# PROBLEM:
Find each line with the string "Forecast" and copy it.

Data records
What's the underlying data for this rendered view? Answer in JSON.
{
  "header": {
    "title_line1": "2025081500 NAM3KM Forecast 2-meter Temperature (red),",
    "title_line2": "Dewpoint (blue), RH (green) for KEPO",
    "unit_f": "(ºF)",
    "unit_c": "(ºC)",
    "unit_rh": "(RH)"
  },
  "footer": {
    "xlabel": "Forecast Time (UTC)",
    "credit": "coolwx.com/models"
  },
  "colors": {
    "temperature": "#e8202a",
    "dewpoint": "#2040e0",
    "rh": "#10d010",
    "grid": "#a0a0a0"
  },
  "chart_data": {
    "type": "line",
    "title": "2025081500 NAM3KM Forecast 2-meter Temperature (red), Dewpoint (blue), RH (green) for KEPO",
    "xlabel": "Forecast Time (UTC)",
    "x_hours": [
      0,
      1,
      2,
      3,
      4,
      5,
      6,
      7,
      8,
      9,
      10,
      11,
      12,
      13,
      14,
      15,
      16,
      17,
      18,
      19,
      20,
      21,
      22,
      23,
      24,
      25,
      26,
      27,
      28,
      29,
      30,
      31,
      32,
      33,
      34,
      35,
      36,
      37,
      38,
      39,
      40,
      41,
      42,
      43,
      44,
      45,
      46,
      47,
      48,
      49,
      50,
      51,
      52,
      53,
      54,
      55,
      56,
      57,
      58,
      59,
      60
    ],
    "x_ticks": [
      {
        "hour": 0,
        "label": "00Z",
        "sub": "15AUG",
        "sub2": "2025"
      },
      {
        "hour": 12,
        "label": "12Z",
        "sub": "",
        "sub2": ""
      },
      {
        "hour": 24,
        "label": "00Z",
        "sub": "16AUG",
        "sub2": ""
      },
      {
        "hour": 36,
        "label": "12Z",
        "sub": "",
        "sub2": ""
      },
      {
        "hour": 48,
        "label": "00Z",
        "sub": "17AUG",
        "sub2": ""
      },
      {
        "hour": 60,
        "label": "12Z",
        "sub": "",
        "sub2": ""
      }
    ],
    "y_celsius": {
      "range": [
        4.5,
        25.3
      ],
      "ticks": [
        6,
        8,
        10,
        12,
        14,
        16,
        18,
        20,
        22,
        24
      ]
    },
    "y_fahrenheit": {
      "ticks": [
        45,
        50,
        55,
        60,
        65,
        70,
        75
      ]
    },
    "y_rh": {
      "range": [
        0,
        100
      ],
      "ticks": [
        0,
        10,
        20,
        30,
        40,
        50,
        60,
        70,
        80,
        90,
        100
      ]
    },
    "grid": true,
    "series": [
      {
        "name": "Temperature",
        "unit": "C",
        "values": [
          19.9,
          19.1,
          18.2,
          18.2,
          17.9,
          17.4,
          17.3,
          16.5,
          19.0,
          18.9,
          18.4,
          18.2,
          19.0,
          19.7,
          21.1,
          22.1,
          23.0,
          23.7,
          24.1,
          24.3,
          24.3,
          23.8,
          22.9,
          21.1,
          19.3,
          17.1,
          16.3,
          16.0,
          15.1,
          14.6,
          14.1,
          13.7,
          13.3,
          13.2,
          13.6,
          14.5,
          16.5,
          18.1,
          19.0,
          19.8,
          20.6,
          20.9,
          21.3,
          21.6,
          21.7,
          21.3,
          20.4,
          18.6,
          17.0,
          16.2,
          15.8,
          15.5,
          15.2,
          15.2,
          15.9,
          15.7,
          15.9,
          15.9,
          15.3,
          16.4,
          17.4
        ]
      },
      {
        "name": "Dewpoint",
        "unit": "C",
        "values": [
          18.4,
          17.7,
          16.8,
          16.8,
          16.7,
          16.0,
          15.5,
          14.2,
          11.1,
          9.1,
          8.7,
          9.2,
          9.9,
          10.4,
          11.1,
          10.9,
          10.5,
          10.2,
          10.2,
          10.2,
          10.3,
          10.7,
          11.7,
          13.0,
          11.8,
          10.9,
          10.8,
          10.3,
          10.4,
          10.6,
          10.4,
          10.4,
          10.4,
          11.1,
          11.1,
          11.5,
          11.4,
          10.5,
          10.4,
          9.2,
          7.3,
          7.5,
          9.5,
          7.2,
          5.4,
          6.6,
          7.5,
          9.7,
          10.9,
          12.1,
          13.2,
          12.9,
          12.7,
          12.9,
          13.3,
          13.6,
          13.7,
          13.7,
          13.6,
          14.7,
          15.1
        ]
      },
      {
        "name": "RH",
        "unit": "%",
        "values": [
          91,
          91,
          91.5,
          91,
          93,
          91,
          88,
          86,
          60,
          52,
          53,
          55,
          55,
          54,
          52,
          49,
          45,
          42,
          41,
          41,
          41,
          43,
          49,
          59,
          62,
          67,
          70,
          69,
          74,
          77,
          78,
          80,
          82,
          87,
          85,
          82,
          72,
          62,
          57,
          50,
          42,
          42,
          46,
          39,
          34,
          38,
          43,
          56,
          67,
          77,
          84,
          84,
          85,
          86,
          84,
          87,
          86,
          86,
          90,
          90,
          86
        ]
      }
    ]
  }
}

# TASK ANSWER:
    "title_line1": "2025081500 NAM3KM Forecast 2-meter Temperature (red),",
    "xlabel": "Forecast Time (UTC)",
    "title": "2025081500 NAM3KM Forecast 2-meter Temperature (red), Dewpoint (blue), RH (green) for KEPO",
    "xlabel": "Forecast Time (UTC)",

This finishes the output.